Exercise instructions — Copy out all of the items below, changing every "lang-body" to "language-body" and keeping everything else the same.

Data listing —
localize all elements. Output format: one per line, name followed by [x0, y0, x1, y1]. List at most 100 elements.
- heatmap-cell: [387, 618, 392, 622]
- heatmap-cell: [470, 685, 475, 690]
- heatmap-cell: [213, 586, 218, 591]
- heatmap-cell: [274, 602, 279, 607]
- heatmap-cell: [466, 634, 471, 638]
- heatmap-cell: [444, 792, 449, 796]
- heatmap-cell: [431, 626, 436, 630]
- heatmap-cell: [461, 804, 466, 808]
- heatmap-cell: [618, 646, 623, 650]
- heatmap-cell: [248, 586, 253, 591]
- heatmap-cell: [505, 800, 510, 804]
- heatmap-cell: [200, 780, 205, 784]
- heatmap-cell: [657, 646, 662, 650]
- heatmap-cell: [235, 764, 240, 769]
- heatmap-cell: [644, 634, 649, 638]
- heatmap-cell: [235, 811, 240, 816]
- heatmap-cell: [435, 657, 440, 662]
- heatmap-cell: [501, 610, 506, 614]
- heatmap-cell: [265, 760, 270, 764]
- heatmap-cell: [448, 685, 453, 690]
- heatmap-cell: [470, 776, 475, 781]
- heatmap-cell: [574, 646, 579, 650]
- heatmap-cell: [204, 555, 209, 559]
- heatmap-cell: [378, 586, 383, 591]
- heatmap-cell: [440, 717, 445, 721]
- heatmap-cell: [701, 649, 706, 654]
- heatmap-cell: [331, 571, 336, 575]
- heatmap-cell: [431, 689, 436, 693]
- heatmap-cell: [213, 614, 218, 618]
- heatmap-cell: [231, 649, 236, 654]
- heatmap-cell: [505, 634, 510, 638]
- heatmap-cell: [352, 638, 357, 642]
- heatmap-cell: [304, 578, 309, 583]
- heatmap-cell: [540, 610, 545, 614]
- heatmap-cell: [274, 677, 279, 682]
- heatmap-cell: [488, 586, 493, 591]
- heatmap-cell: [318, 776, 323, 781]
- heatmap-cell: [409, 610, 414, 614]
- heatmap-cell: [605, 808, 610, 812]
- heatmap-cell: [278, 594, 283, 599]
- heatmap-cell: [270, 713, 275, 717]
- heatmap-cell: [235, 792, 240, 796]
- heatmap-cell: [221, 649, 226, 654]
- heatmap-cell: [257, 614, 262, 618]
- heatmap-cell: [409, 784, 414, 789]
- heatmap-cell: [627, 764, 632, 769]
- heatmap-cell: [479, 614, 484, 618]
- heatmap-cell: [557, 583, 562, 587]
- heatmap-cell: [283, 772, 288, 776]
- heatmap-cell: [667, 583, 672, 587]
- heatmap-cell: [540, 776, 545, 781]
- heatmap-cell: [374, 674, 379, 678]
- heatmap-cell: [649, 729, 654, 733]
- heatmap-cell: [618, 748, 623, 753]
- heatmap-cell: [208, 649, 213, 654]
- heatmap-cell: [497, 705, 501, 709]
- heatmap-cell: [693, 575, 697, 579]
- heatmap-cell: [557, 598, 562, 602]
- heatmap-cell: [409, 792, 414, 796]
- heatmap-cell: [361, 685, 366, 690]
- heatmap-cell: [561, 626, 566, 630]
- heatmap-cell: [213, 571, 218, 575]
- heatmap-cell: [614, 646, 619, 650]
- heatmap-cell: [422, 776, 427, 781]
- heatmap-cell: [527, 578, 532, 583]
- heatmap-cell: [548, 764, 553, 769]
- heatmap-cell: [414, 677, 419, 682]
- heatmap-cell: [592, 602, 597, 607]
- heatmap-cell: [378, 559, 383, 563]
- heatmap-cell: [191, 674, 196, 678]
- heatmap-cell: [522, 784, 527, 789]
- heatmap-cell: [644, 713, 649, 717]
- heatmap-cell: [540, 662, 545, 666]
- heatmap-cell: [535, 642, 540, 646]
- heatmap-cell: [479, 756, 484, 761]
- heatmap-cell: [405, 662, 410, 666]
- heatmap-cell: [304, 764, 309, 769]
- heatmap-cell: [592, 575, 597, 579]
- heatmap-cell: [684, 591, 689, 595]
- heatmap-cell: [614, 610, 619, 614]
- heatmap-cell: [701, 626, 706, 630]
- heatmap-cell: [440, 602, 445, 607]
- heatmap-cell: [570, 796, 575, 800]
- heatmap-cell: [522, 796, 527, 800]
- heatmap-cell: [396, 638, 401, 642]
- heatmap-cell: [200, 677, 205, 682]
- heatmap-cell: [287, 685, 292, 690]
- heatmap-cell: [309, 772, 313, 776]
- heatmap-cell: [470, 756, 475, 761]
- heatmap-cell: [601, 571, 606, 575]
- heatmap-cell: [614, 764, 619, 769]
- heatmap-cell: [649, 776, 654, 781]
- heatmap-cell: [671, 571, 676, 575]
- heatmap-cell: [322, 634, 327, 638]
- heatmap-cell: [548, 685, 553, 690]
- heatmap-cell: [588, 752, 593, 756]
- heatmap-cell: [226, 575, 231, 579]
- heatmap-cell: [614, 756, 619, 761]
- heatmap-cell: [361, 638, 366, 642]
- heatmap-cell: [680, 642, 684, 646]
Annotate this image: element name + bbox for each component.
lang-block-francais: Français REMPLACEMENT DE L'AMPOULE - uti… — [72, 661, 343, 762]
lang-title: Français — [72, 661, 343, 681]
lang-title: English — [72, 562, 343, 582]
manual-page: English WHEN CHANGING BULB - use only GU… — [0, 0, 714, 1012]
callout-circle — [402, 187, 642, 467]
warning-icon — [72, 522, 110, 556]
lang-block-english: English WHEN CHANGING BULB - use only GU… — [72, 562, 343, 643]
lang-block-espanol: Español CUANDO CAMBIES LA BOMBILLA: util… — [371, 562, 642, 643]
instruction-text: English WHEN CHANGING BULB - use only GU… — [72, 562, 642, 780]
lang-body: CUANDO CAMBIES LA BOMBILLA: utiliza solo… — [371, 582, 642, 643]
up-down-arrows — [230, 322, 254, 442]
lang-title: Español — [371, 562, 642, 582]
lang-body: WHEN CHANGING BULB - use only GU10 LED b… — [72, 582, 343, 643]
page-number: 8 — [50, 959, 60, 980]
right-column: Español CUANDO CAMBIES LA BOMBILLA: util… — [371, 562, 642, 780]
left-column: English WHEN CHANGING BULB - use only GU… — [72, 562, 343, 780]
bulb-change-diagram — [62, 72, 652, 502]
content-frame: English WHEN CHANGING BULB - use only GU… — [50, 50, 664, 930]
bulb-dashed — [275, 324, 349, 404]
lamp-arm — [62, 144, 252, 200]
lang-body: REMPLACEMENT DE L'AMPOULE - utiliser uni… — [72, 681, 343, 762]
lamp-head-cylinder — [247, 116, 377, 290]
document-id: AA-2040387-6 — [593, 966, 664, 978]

Finished task —
localize all elements. Output format: one per line, name followed by [x0, y0, x1, y1]. List at most 100 elements.
- heatmap-cell: [387, 618, 392, 622]
- heatmap-cell: [470, 685, 475, 690]
- heatmap-cell: [213, 586, 218, 591]
- heatmap-cell: [274, 602, 279, 607]
- heatmap-cell: [466, 634, 471, 638]
- heatmap-cell: [444, 792, 449, 796]
- heatmap-cell: [431, 626, 436, 630]
- heatmap-cell: [461, 804, 466, 808]
- heatmap-cell: [618, 646, 623, 650]
- heatmap-cell: [248, 586, 253, 591]
- heatmap-cell: [505, 800, 510, 804]
- heatmap-cell: [200, 780, 205, 784]
- heatmap-cell: [657, 646, 662, 650]
- heatmap-cell: [235, 764, 240, 769]
- heatmap-cell: [644, 634, 649, 638]
- heatmap-cell: [235, 811, 240, 816]
- heatmap-cell: [435, 657, 440, 662]
- heatmap-cell: [501, 610, 506, 614]
- heatmap-cell: [265, 760, 270, 764]
- heatmap-cell: [448, 685, 453, 690]
- heatmap-cell: [470, 776, 475, 781]
- heatmap-cell: [574, 646, 579, 650]
- heatmap-cell: [204, 555, 209, 559]
- heatmap-cell: [378, 586, 383, 591]
- heatmap-cell: [440, 717, 445, 721]
- heatmap-cell: [701, 649, 706, 654]
- heatmap-cell: [331, 571, 336, 575]
- heatmap-cell: [431, 689, 436, 693]
- heatmap-cell: [213, 614, 218, 618]
- heatmap-cell: [231, 649, 236, 654]
- heatmap-cell: [505, 634, 510, 638]
- heatmap-cell: [352, 638, 357, 642]
- heatmap-cell: [304, 578, 309, 583]
- heatmap-cell: [540, 610, 545, 614]
- heatmap-cell: [274, 677, 279, 682]
- heatmap-cell: [488, 586, 493, 591]
- heatmap-cell: [318, 776, 323, 781]
- heatmap-cell: [409, 610, 414, 614]
- heatmap-cell: [605, 808, 610, 812]
- heatmap-cell: [278, 594, 283, 599]
- heatmap-cell: [270, 713, 275, 717]
- heatmap-cell: [235, 792, 240, 796]
- heatmap-cell: [221, 649, 226, 654]
- heatmap-cell: [257, 614, 262, 618]
- heatmap-cell: [409, 784, 414, 789]
- heatmap-cell: [627, 764, 632, 769]
- heatmap-cell: [479, 614, 484, 618]
- heatmap-cell: [557, 583, 562, 587]
- heatmap-cell: [283, 772, 288, 776]
- heatmap-cell: [667, 583, 672, 587]
- heatmap-cell: [540, 776, 545, 781]
- heatmap-cell: [374, 674, 379, 678]
- heatmap-cell: [649, 729, 654, 733]
- heatmap-cell: [618, 748, 623, 753]
- heatmap-cell: [208, 649, 213, 654]
- heatmap-cell: [497, 705, 501, 709]
- heatmap-cell: [693, 575, 697, 579]
- heatmap-cell: [557, 598, 562, 602]
- heatmap-cell: [409, 792, 414, 796]
- heatmap-cell: [361, 685, 366, 690]
- heatmap-cell: [561, 626, 566, 630]
- heatmap-cell: [213, 571, 218, 575]
- heatmap-cell: [614, 646, 619, 650]
- heatmap-cell: [422, 776, 427, 781]
- heatmap-cell: [527, 578, 532, 583]
- heatmap-cell: [548, 764, 553, 769]
- heatmap-cell: [414, 677, 419, 682]
- heatmap-cell: [592, 602, 597, 607]
- heatmap-cell: [378, 559, 383, 563]
- heatmap-cell: [191, 674, 196, 678]
- heatmap-cell: [522, 784, 527, 789]
- heatmap-cell: [644, 713, 649, 717]
- heatmap-cell: [540, 662, 545, 666]
- heatmap-cell: [535, 642, 540, 646]
- heatmap-cell: [479, 756, 484, 761]
- heatmap-cell: [405, 662, 410, 666]
- heatmap-cell: [304, 764, 309, 769]
- heatmap-cell: [592, 575, 597, 579]
- heatmap-cell: [684, 591, 689, 595]
- heatmap-cell: [614, 610, 619, 614]
- heatmap-cell: [701, 626, 706, 630]
- heatmap-cell: [440, 602, 445, 607]
- heatmap-cell: [570, 796, 575, 800]
- heatmap-cell: [522, 796, 527, 800]
- heatmap-cell: [396, 638, 401, 642]
- heatmap-cell: [200, 677, 205, 682]
- heatmap-cell: [287, 685, 292, 690]
- heatmap-cell: [309, 772, 313, 776]
- heatmap-cell: [470, 756, 475, 761]
- heatmap-cell: [601, 571, 606, 575]
- heatmap-cell: [614, 764, 619, 769]
- heatmap-cell: [649, 776, 654, 781]
- heatmap-cell: [671, 571, 676, 575]
- heatmap-cell: [322, 634, 327, 638]
- heatmap-cell: [548, 685, 553, 690]
- heatmap-cell: [588, 752, 593, 756]
- heatmap-cell: [226, 575, 231, 579]
- heatmap-cell: [614, 756, 619, 761]
- heatmap-cell: [361, 638, 366, 642]
- heatmap-cell: [680, 642, 684, 646]
Annotate this image: element name + bbox for each component.
lang-block-francais: Français REMPLACEMENT DE L'AMPOULE - uti… — [72, 661, 343, 762]
lang-title: Français — [72, 661, 343, 681]
lang-title: English — [72, 562, 343, 582]
manual-page: English WHEN CHANGING BULB - use only GU… — [0, 0, 714, 1012]
callout-circle — [402, 187, 642, 467]
warning-icon — [72, 522, 110, 556]
lang-block-english: English WHEN CHANGING BULB - use only GU… — [72, 562, 343, 643]
lang-block-espanol: Español CUANDO CAMBIES LA BOMBILLA: util… — [371, 562, 642, 643]
instruction-text: English WHEN CHANGING BULB - use only GU… — [72, 562, 642, 780]
language-body: CUANDO CAMBIES LA BOMBILLA: utiliza solo… — [371, 582, 642, 643]
up-down-arrows — [230, 322, 254, 442]
lang-title: Español — [371, 562, 642, 582]
language-body: WHEN CHANGING BULB - use only GU10 LED b… — [72, 582, 343, 643]
page-number: 8 — [50, 959, 60, 980]
right-column: Español CUANDO CAMBIES LA BOMBILLA: util… — [371, 562, 642, 780]
left-column: English WHEN CHANGING BULB - use only GU… — [72, 562, 343, 780]
bulb-change-diagram — [62, 72, 652, 502]
content-frame: English WHEN CHANGING BULB - use only GU… — [50, 50, 664, 930]
bulb-dashed — [275, 324, 349, 404]
lamp-arm — [62, 144, 252, 200]
language-body: REMPLACEMENT DE L'AMPOULE - utiliser uni… — [72, 681, 343, 762]
lamp-head-cylinder — [247, 116, 377, 290]
document-id: AA-2040387-6 — [593, 966, 664, 978]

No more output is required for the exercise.